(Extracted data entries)

——————————

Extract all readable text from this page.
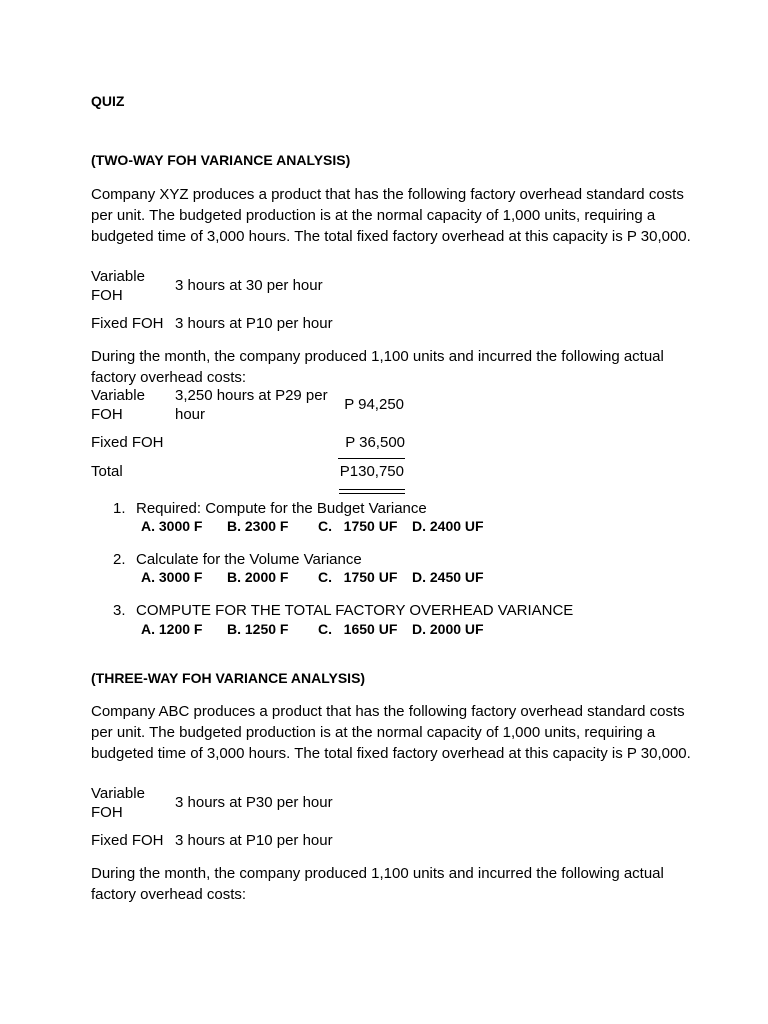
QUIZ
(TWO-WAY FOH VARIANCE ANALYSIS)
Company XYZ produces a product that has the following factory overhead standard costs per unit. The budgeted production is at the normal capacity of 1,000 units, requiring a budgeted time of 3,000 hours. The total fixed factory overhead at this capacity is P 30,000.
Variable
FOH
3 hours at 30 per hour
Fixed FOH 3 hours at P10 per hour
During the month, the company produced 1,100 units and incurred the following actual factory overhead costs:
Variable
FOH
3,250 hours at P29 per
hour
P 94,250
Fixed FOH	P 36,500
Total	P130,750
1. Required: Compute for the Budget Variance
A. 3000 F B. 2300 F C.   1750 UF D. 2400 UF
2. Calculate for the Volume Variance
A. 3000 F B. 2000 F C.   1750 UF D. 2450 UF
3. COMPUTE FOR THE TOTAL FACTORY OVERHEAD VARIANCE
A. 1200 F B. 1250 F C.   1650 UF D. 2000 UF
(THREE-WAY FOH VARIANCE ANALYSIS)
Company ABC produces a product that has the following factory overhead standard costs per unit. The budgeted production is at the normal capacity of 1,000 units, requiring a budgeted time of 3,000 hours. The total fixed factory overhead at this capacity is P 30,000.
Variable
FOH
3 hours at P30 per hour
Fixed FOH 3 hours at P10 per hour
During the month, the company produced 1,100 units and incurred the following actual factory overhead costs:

——————————

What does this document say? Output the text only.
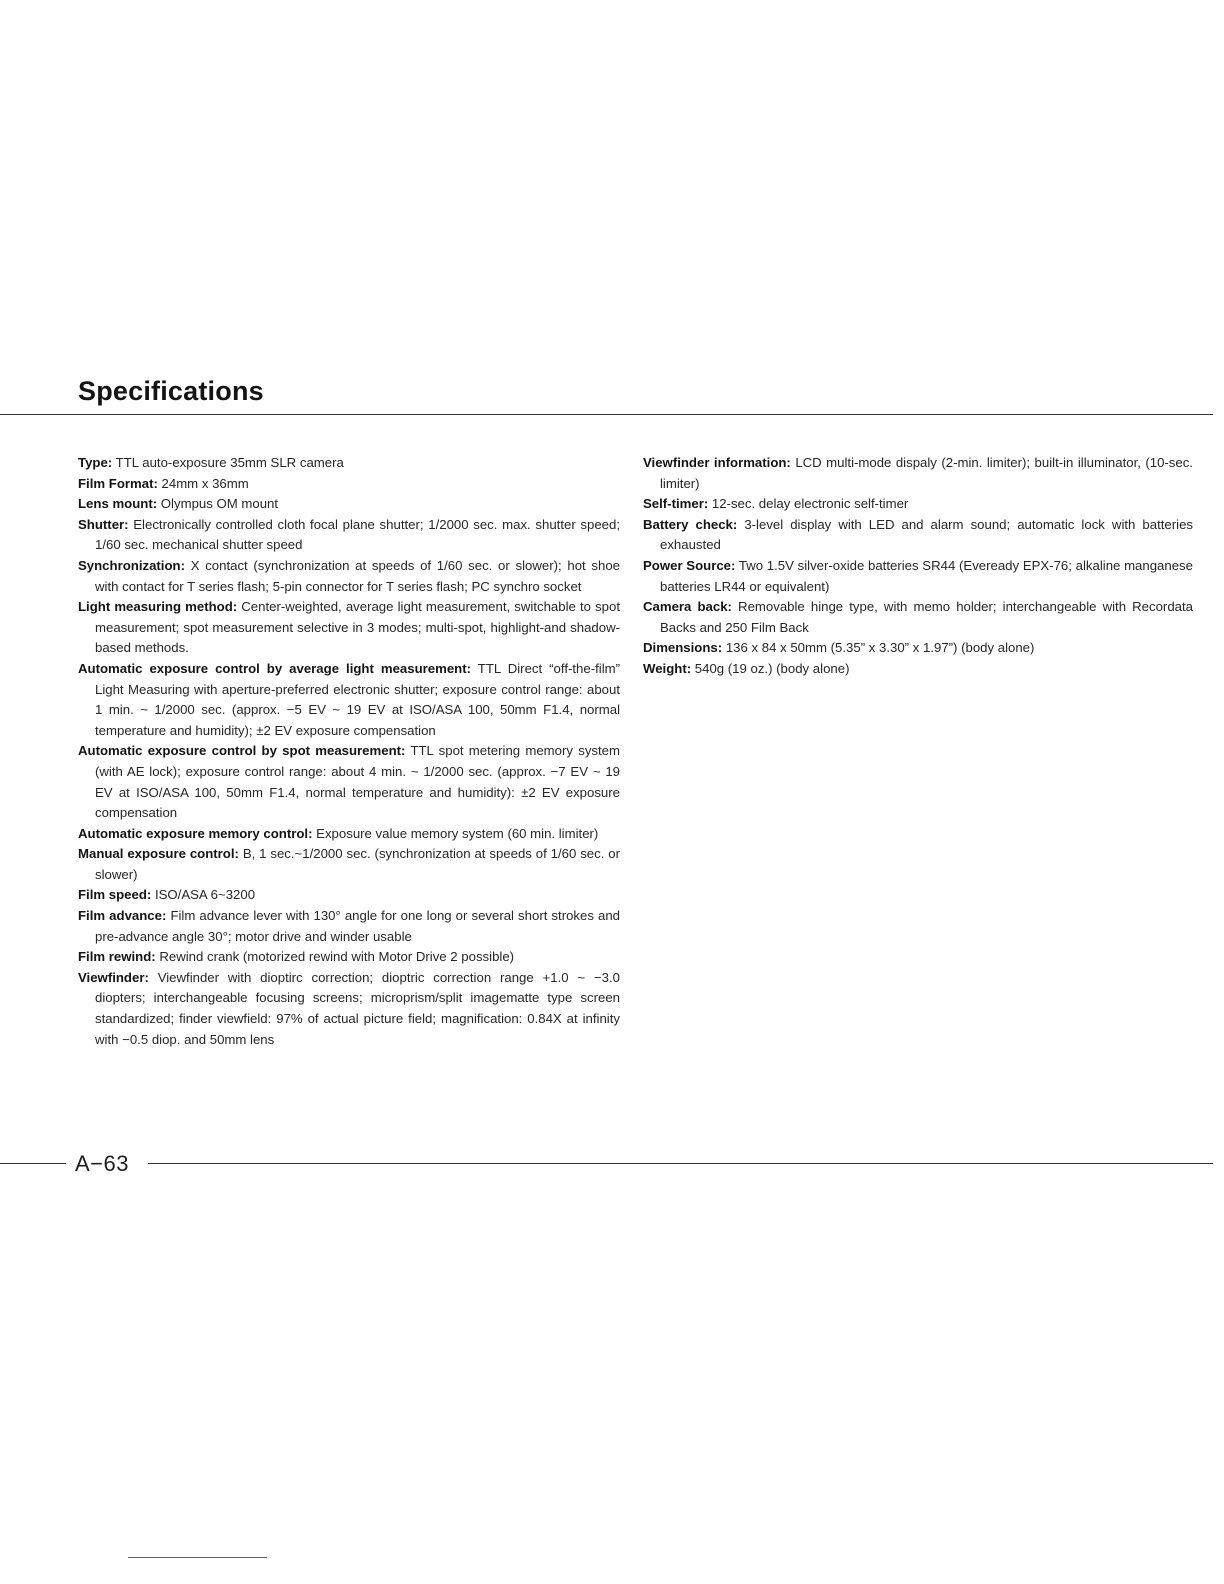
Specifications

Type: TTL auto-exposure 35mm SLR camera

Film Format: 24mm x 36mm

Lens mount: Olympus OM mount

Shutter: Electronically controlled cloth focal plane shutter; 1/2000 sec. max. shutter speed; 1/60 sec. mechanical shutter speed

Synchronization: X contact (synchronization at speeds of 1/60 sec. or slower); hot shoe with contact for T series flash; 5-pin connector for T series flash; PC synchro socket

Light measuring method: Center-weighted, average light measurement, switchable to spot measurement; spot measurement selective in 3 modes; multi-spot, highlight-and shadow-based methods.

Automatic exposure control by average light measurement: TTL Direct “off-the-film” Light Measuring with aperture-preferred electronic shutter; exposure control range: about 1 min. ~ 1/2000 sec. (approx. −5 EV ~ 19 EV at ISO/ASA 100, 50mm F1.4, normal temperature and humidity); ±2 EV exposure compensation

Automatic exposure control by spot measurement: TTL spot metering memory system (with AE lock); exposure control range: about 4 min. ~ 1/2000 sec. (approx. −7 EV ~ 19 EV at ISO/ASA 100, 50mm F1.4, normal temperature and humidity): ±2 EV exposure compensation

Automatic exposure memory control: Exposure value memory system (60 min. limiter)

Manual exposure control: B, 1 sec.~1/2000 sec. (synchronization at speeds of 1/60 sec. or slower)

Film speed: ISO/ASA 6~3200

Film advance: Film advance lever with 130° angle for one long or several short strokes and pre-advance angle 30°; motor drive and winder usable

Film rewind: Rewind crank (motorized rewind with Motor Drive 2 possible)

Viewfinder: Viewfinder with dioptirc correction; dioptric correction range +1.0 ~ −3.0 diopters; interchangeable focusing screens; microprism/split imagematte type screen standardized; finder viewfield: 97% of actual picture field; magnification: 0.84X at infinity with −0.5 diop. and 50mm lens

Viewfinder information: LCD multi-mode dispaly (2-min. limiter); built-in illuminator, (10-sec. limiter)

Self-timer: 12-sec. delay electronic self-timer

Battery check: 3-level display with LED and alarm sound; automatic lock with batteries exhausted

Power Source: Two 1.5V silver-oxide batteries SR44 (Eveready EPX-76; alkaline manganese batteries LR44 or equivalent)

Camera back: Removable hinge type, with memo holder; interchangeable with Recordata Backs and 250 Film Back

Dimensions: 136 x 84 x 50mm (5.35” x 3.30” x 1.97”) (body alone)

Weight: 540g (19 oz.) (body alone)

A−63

——————————

Lines containing the word "that" are to be counted in the listing; state their number alone.

#### [Written solution]
2